• _Records_:
***

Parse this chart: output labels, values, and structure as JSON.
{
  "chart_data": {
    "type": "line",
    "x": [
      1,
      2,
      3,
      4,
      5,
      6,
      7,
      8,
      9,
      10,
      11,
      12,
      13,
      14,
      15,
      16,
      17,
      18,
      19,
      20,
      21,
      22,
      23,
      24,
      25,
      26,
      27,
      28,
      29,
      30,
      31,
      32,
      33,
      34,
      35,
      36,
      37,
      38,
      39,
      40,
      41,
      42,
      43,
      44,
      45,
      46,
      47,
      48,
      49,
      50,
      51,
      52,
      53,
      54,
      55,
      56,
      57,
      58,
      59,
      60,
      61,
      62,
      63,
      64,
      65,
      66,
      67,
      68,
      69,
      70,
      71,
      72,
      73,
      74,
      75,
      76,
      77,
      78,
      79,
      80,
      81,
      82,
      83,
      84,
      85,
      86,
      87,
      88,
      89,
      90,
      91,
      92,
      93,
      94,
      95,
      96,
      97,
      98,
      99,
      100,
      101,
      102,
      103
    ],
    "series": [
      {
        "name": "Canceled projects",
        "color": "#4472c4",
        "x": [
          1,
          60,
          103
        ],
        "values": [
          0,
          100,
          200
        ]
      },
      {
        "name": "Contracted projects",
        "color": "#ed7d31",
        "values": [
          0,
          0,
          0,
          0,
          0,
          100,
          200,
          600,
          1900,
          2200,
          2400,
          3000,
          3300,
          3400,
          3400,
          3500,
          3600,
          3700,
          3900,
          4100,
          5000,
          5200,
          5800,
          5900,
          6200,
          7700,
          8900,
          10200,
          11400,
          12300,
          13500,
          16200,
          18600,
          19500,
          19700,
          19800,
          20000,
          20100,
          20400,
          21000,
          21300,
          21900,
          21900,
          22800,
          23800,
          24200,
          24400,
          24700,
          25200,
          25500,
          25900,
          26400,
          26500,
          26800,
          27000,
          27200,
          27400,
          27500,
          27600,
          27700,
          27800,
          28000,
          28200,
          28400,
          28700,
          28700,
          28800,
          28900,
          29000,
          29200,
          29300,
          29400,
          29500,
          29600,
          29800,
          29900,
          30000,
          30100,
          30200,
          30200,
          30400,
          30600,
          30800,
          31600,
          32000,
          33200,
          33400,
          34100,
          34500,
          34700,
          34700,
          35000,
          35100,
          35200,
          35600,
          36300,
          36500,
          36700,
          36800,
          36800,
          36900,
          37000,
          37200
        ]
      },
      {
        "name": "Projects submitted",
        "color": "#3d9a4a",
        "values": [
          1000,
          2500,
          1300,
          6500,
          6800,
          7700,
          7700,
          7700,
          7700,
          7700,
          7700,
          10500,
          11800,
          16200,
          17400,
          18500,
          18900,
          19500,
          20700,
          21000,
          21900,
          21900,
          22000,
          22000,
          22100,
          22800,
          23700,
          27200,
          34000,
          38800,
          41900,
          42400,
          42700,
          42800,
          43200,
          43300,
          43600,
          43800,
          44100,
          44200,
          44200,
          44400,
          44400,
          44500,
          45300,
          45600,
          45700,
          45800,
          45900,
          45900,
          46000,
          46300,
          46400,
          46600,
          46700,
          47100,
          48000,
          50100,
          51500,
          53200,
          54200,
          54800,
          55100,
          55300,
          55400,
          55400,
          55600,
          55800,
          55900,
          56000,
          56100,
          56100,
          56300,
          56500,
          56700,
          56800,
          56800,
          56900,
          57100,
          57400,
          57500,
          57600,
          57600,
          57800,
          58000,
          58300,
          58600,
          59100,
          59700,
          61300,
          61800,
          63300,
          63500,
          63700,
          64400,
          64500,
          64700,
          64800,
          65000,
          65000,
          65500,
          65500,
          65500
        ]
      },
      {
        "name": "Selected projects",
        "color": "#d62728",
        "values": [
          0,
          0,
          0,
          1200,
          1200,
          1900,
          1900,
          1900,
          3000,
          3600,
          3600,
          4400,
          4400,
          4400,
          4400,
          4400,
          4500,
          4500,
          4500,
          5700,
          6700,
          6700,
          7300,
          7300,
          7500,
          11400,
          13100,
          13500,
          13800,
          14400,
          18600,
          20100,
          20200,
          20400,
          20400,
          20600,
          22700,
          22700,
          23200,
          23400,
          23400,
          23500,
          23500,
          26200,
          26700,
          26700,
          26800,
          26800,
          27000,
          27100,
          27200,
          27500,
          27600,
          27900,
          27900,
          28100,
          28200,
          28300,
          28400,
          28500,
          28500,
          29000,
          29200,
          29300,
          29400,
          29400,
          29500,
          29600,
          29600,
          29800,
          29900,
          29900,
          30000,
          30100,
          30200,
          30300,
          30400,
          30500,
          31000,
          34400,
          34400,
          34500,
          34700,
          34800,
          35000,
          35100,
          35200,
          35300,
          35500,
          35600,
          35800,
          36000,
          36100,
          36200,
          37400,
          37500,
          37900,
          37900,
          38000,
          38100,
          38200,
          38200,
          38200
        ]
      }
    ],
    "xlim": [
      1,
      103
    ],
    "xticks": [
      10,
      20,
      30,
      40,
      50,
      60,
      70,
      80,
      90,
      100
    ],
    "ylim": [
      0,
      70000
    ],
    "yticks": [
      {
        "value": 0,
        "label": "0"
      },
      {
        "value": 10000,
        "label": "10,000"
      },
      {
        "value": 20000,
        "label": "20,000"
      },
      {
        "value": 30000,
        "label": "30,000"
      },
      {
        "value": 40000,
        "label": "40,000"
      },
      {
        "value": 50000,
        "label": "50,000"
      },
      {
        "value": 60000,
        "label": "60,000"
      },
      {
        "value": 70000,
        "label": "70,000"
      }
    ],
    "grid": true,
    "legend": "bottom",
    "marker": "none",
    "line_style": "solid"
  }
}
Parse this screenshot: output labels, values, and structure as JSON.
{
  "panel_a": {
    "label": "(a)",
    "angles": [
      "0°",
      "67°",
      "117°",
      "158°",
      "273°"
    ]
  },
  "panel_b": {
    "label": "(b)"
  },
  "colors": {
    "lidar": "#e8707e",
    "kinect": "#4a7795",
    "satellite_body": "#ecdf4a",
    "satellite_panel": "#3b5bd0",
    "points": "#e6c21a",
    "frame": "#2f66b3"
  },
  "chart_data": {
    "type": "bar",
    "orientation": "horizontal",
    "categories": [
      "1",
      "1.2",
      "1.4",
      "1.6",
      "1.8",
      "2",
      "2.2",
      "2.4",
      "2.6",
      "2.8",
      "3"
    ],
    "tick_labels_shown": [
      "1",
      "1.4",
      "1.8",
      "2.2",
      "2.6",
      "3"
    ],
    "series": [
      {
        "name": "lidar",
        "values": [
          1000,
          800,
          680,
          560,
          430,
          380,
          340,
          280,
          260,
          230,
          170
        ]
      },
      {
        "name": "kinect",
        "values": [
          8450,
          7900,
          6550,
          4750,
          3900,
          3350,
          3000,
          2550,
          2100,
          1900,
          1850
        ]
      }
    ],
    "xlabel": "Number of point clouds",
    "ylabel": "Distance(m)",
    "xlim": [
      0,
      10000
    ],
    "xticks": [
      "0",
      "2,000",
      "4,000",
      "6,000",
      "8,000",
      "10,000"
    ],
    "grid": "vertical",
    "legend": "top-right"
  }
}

***

• _Work to be completed_: Please reproduce each record precisely as written.

• _Written solution_:
Parse this chart: output labels, values, and structure as JSON.
{
  "chart_data": {
    "type": "line",
    "x": [
      1,
      2,
      3,
      4,
      5,
      6,
      7,
      8,
      9,
      10,
      11,
      12,
      13,
      14,
      15,
      16,
      17,
      18,
      19,
      20,
      21,
      22,
      23,
      24,
      25,
      26,
      27,
      28,
      29,
      30,
      31,
      32,
      33,
      34,
      35,
      36,
      37,
      38,
      39,
      40,
      41,
      42,
      43,
      44,
      45,
      46,
      47,
      48,
      49,
      50,
      51,
      52,
      53,
      54,
      55,
      56,
      57,
      58,
      59,
      60,
      61,
      62,
      63,
      64,
      65,
      66,
      67,
      68,
      69,
      70,
      71,
      72,
      73,
      74,
      75,
      76,
      77,
      78,
      79,
      80,
      81,
      82,
      83,
      84,
      85,
      86,
      87,
      88,
      89,
      90,
      91,
      92,
      93,
      94,
      95,
      96,
      97,
      98,
      99,
      100,
      101,
      102,
      103
    ],
    "series": [
      {
        "name": "Canceled projects",
        "color": "#4472c4",
        "x": [
          1,
          60,
          103
        ],
        "values": [
          0,
          100,
          200
        ]
      },
      {
        "name": "Contracted projects",
        "color": "#ed7d31",
        "values": [
          0,
          0,
          0,
          0,
          0,
          100,
          200,
          600,
          1900,
          2200,
          2400,
          3000,
          3300,
          3400,
          3400,
          3500,
          3600,
          3700,
          3900,
          4100,
          5000,
          5200,
          5800,
          5900,
          6200,
          7700,
          8900,
          10200,
          11400,
          12300,
          13500,
          16200,
          18600,
          19500,
          19700,
          19800,
          20000,
          20100,
          20400,
          21000,
          21300,
          21900,
          21900,
          22800,
          23800,
          24200,
          24400,
          24700,
          25200,
          25500,
          25900,
          26400,
          26500,
          26800,
          27000,
          27200,
          27400,
          27500,
          27600,
          27700,
          27800,
          28000,
          28200,
          28400,
          28700,
          28700,
          28800,
          28900,
          29000,
          29200,
          29300,
          29400,
          29500,
          29600,
          29800,
          29900,
          30000,
          30100,
          30200,
          30200,
          30400,
          30600,
          30800,
          31600,
          32000,
          33200,
          33400,
          34100,
          34500,
          34700,
          34700,
          35000,
          35100,
          35200,
          35600,
          36300,
          36500,
          36700,
          36800,
          36800,
          36900,
          37000,
          37200
        ]
      },
      {
        "name": "Projects submitted",
        "color": "#3d9a4a",
        "values": [
          1000,
          2500,
          1300,
          6500,
          6800,
          7700,
          7700,
          7700,
          7700,
          7700,
          7700,
          10500,
          11800,
          16200,
          17400,
          18500,
          18900,
          19500,
          20700,
          21000,
          21900,
          21900,
          22000,
          22000,
          22100,
          22800,
          23700,
          27200,
          34000,
          38800,
          41900,
          42400,
          42700,
          42800,
          43200,
          43300,
          43600,
          43800,
          44100,
          44200,
          44200,
          44400,
          44400,
          44500,
          45300,
          45600,
          45700,
          45800,
          45900,
          45900,
          46000,
          46300,
          46400,
          46600,
          46700,
          47100,
          48000,
          50100,
          51500,
          53200,
          54200,
          54800,
          55100,
          55300,
          55400,
          55400,
          55600,
          55800,
          55900,
          56000,
          56100,
          56100,
          56300,
          56500,
          56700,
          56800,
          56800,
          56900,
          57100,
          57400,
          57500,
          57600,
          57600,
          57800,
          58000,
          58300,
          58600,
          59100,
          59700,
          61300,
          61800,
          63300,
          63500,
          63700,
          64400,
          64500,
          64700,
          64800,
          65000,
          65000,
          65500,
          65500,
          65500
        ]
      },
      {
        "name": "Selected projects",
        "color": "#d62728",
        "values": [
          0,
          0,
          0,
          1200,
          1200,
          1900,
          1900,
          1900,
          3000,
          3600,
          3600,
          4400,
          4400,
          4400,
          4400,
          4400,
          4500,
          4500,
          4500,
          5700,
          6700,
          6700,
          7300,
          7300,
          7500,
          11400,
          13100,
          13500,
          13800,
          14400,
          18600,
          20100,
          20200,
          20400,
          20400,
          20600,
          22700,
          22700,
          23200,
          23400,
          23400,
          23500,
          23500,
          26200,
          26700,
          26700,
          26800,
          26800,
          27000,
          27100,
          27200,
          27500,
          27600,
          27900,
          27900,
          28100,
          28200,
          28300,
          28400,
          28500,
          28500,
          29000,
          29200,
          29300,
          29400,
          29400,
          29500,
          29600,
          29600,
          29800,
          29900,
          29900,
          30000,
          30100,
          30200,
          30300,
          30400,
          30500,
          31000,
          34400,
          34400,
          34500,
          34700,
          34800,
          35000,
          35100,
          35200,
          35300,
          35500,
          35600,
          35800,
          36000,
          36100,
          36200,
          37400,
          37500,
          37900,
          37900,
          38000,
          38100,
          38200,
          38200,
          38200
        ]
      }
    ],
    "xlim": [
      1,
      103
    ],
    "xticks": [
      10,
      20,
      30,
      40,
      50,
      60,
      70,
      80,
      90,
      100
    ],
    "ylim": [
      0,
      70000
    ],
    "yticks": [
      {
        "value": 0,
        "label": "0"
      },
      {
        "value": 10000,
        "label": "10,000"
      },
      {
        "value": 20000,
        "label": "20,000"
      },
      {
        "value": 30000,
        "label": "30,000"
      },
      {
        "value": 40000,
        "label": "40,000"
      },
      {
        "value": 50000,
        "label": "50,000"
      },
      {
        "value": 60000,
        "label": "60,000"
      },
      {
        "value": 70000,
        "label": "70,000"
      }
    ],
    "grid": true,
    "legend": "bottom",
    "marker": "none",
    "line_style": "solid"
  }
}
Parse this screenshot: output labels, values, and structure as JSON.
{
  "panel_a": {
    "label": "(a)",
    "angles": [
      "0°",
      "67°",
      "117°",
      "158°",
      "273°"
    ]
  },
  "panel_b": {
    "label": "(b)"
  },
  "colors": {
    "lidar": "#e8707e",
    "kinect": "#4a7795",
    "satellite_body": "#ecdf4a",
    "satellite_panel": "#3b5bd0",
    "points": "#e6c21a",
    "frame": "#2f66b3"
  },
  "chart_data": {
    "type": "bar",
    "orientation": "horizontal",
    "categories": [
      "1",
      "1.2",
      "1.4",
      "1.6",
      "1.8",
      "2",
      "2.2",
      "2.4",
      "2.6",
      "2.8",
      "3"
    ],
    "tick_labels_shown": [
      "1",
      "1.4",
      "1.8",
      "2.2",
      "2.6",
      "3"
    ],
    "series": [
      {
        "name": "lidar",
        "values": [
          1000,
          800,
          680,
          560,
          430,
          380,
          340,
          280,
          260,
          230,
          170
        ]
      },
      {
        "name": "kinect",
        "values": [
          8450,
          7900,
          6550,
          4750,
          3900,
          3350,
          3000,
          2550,
          2100,
          1900,
          1850
        ]
      }
    ],
    "xlabel": "Number of point clouds",
    "ylabel": "Distance(m)",
    "xlim": [
      0,
      10000
    ],
    "xticks": [
      "0",
      "2,000",
      "4,000",
      "6,000",
      "8,000",
      "10,000"
    ],
    "grid": "vertical",
    "legend": "top-right"
  }
}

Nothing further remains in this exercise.